Request — Extract every line that contains the word "Третья".

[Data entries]
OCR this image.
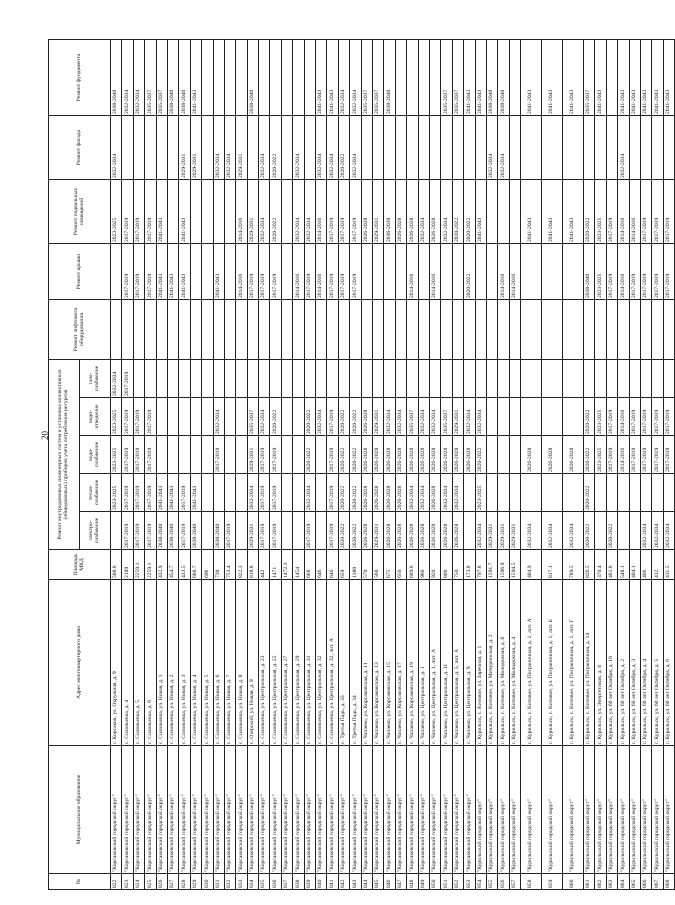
20
№	Муниципальное образование	Адрес многоквартирного дома	Площадь МКД	Ремонт внутридомовых инженерных систем и установка коллективных (общедомовых) приборов учета потребления ресурсов					Ремонт лифтового оборудования	Ремонт крыши	Ремонт подвальных помещений	Ремонт фасада	Ремонт фундамента
				электро-снабжение	тепло-снабжение	водо-снабжение	водо-отведение	газо-снабжение					
822	"Корсаковский городской округ"	г. Корсаков, ул. Окружная, д. 9	588.6		2023-2025	2023-2025	2023-2025	2032-2034			2023-2025	2032-2034	2038-2040
823	"Корсаковский городской округ"	с. Соловьевка, д. 4	2189	2017-2019	2017-2019	2017-2019	2017-2019	2017-2019		2017-2019	2017-2019		2032-2034
824	"Корсаковский городской округ"	с. Соловьевка, д. 5	2259.1	2017-2019	2017-2019	2017-2019	2017-2019			2017-2019	2017-2019		2032-2034
825	"Корсаковский городской округ"	с. Соловьевка, д. 6	2259.1	2017-2019	2017-2019	2017-2019	2017-2019			2017-2019	2017-2019		2035-2037
826	"Корсаковский городской округ"	с. Соловьевка, ул. Новая, д. 1	432.9	2038-2040	2041-2043					2041-2043	2041-2043		2035-2037
827	"Корсаковский городской округ"	с. Соловьевка, ул. Новая, д. 2	454.7	2038-2040	2041-2043					2041-2043			2038-2040
828	"Корсаковский городской округ"	с. Соловьевка, ул. Новая, д. 3	433.5	2017-2019	2017-2019					2041-2043	2041-2043	2029-2031	2038-2040
829	"Корсаковский городской округ"	с. Соловьевка, ул. Новая, д. 4	688.7	2038-2040	2041-2043							2029-2031	2041-2043
830	"Корсаковский городской округ"	с. Соловьевка, ул. Новая, д. 5	696										
831	"Корсаковский городской округ"	с. Соловьевка, ул. Новая, д. 6	738	2038-2040		2017-2019	2032-2034			2041-2043		2032-2034	
832	"Корсаковский городской округ"	с. Соловьевка, ул. Новая, д. 7	753.4	2017-2019								2032-2034	
833	"Корсаковский городской округ"	с. Соловьевка, ул. Новая, д. 8	822.3							2014-2016	2014-2016	2029-2031	
834	"Корсаковский городской округ"	с. Озерский, ул. Новая, д. 9	818.8	2029-2031	2032-2034	2029-2031	2035-2037			2017-2019	2029-2031		2038-2040
835	"Корсаковский городской округ"	с. Соловьевка, ул. Центральная, д. 23	442	2017-2019	2017-2019	2017-2019	2032-2034			2017-2019	2032-2034	2032-2034	
836	"Корсаковский городской округ"	с. Соловьевка, ул. Центральная, д. 25	1471	2017-2019	2017-2019	2017-2019	2020-2022			2017-2019	2020-2022	2020-2022	
837	"Корсаковский городской округ"	с. Соловьевка, ул. Центральная, д. 27	1472.3										
838	"Корсаковский городской округ"	с. Соловьевка, ул. Центральная, д. 29	1454							2014-2016	2032-2034	2032-2034	
839	"Корсаковский городской округ"	с. Соловьевка, ул. Центральная, д. 31	668	2017-2019	2032-2034	2020-2022	2020-2022			2017-2019	2032-2034		
840	"Корсаковский городской округ"	с. Соловьевка, ул. Центральная, д. 32	646				2032-2034			2014-2016	2014-2016	2032-2034	2041-2043
841	"Корсаковский городской округ"	с. Соловьевка, ул. Центральная, д. 32, лит. А	646	2017-2019	2017-2019	2017-2019	2017-2019			2017-2019	2017-2019	2032-2034	2041-2043
842	"Корсаковский городской округ"	с. Третья Падь, д. 33	659	2020-2022	2020-2022	2020-2022	2020-2022			2017-2019	2017-2019	2020-2022	2032-2034
843	"Корсаковский городской округ"	с. Третья Падь, д. 34	1380	2020-2022	2020-2022	2020-2022	2020-2022			2017-2019	2017-2019	2032-2034	2032-2034
844	"Корсаковский городской округ"	с. Чапаево, ул. Корсаковская, д. 11	570	2026-2028	2026-2028	2026-2028	2026-2028				2026-2028		2035-2037
845	"Корсаковский городской округ"	с. Чапаево, ул. Корсаковская, д. 13	560	2029-2031	2026-2028	2026-2028	2029-2031				2029-2031		2035-2037
846	"Корсаковский городской округ"	с. Чапаево, ул. Корсаковская, д. 15	675	2026-2028	2026-2028	2026-2028	2032-2034				2036-2038		2038-2040
847	"Корсаковский городской округ"	с. Чапаево, ул. Корсаковская, д. 17	650	2026-2028	2026-2028	2026-2028	2032-2034				2026-2028		
848	"Корсаковский городской округ"	с. Чапаево, ул. Корсаковская, д. 19	689.6	2026-2028	2032-2034	2026-2028	2035-2037			2014-2016	2026-2028		
849	"Корсаковский городской округ"	с. Чапаево, ул. Центральная, д. 1	960	2026-2028	2032-2034	2026-2028	2032-2034				2032-2034		
850	"Корсаковский городской округ"	с. Чапаево, ул. Центральная, д. 1, лит. А	920	2026-2028	2026-2028	2026-2028	2032-2034			2014-2016	2026-2028		
851	"Корсаковский городской округ"	с. Чапаево, ул. Центральная, д. 11	800	2026-2028	2032-2034	2026-2028	2035-2037				2032-2034		2035-2037
852	"Корсаковский городской округ"	с. Чапаево, ул. Центральная, д. 5, лит. А	750	2026-2028	2032-2034	2026-2028	2029-2031				2020-2022		2035-2037
853	"Корсаковский городской округ"	с. Чапаево, ул. Центральная, д. 9	173.8			2026-2028	2032-2034			2020-2022	2020-2022		2041-2043
854	"Курильский городской округ"	г. Курильск, с. Китовое, ул. Заречная, д. 1	797.8	2032-2034	2023-2025	2020-2022	2032-2034				2041-2043		2041-2043
855	"Курильский городской округ"	г. Курильск, с. Китовое, ул. Мичуринская, д. 2	1591.7	2029-2031								2032-2034	2038-2040
856	"Курильский городской округ"	г. Курильск, с. Китовое, ул. Молодежная, д. 8	1596.9	2029-2031						2014-2016		2032-2034	2038-2040
857	"Курильский городской округ"	г. Курильск, с. Китовое, ул. Молодежная, д. 4	1594.5	2029-2031						2014-2016			
858	"Курильский городской округ"	г. Курильск, с. Китовое, ул. Пограничная, д. 1, лит. А	404.9	2032-2034		2026-2028					2041-2043		2041-2043
859	"Курильский городской округ"	г. Курильск, с. Китовое, ул. Пограничная, д. 1, лит. Б	817.1	2032-2034		2026-2028					2041-2043		2041-2043
860	"Курильский городской округ"	г. Курильск, с. Китовое, ул. Пограничная, д. 1, лит. Г	789.5	2032-2034		2026-2028					2041-2043		2041-2043
861	"Курильский городской округ"	г. Курильск, с. Китовое, ул. Пограничная, д. 14	826.5	2020-2022	2020-2022	2020-2022	2020-2022			2038-2040	2020-2022		2035-2037
862	"Курильский городской округ"	г. Курильск, ул. Энергетиков, д. 8	370.4			2023-2025	2023-2025			2023-2025	2023-2025		2041-2043
863	"Курильский городской округ"	г. Курильск, ул. 60 лет Октября, д. 10	401.6	2020-2022		2017-2019	2017-2019			2017-2019	2017-2019		
864	"Курильский городской округ"	г. Курильск, ул. 60 лет Октября, д. 2	548.1			2014-2016	2014-2016			2014-2016	2014-2016	2032-2034	2041-2043
865	"Курильский городской округ"	г. Курильск, ул. 60 лет Октября, д. 3	404.1			2017-2019	2017-2019			2017-2019	2014-2016		2041-2043
866	"Курильский городской округ"	г. Курильск, ул. 60 лет Октября, д. 4	406	2032-2034		2017-2019	2017-2019			2017-2019	2017-2019		2041-2043
867	"Курильский городской округ"	г. Курильск, ул. 60 лет Октября, д. 5	412	2032-2034		2017-2019	2017-2019			2017-2019	2017-2019		2041-2043
868	"Курильский городской округ"	г. Курильск, ул. 60 лет Октября, д. 6	411.5	2032-2034		2017-2019	2017-2019			2017-2019	2017-2019		2041-2043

Solution to this exercise —
842	"Корсаковский городской округ"	с. Третья Падь, д. 33	659	2020-2022	2020-2022	2020-2022	2020-2022			2017-2019	2017-2019	2020-2022	2032-2034
843	"Корсаковский городской округ"	с. Третья Падь, д. 34	1380	2020-2022	2020-2022	2020-2022	2020-2022			2017-2019	2017-2019	2032-2034	2032-2034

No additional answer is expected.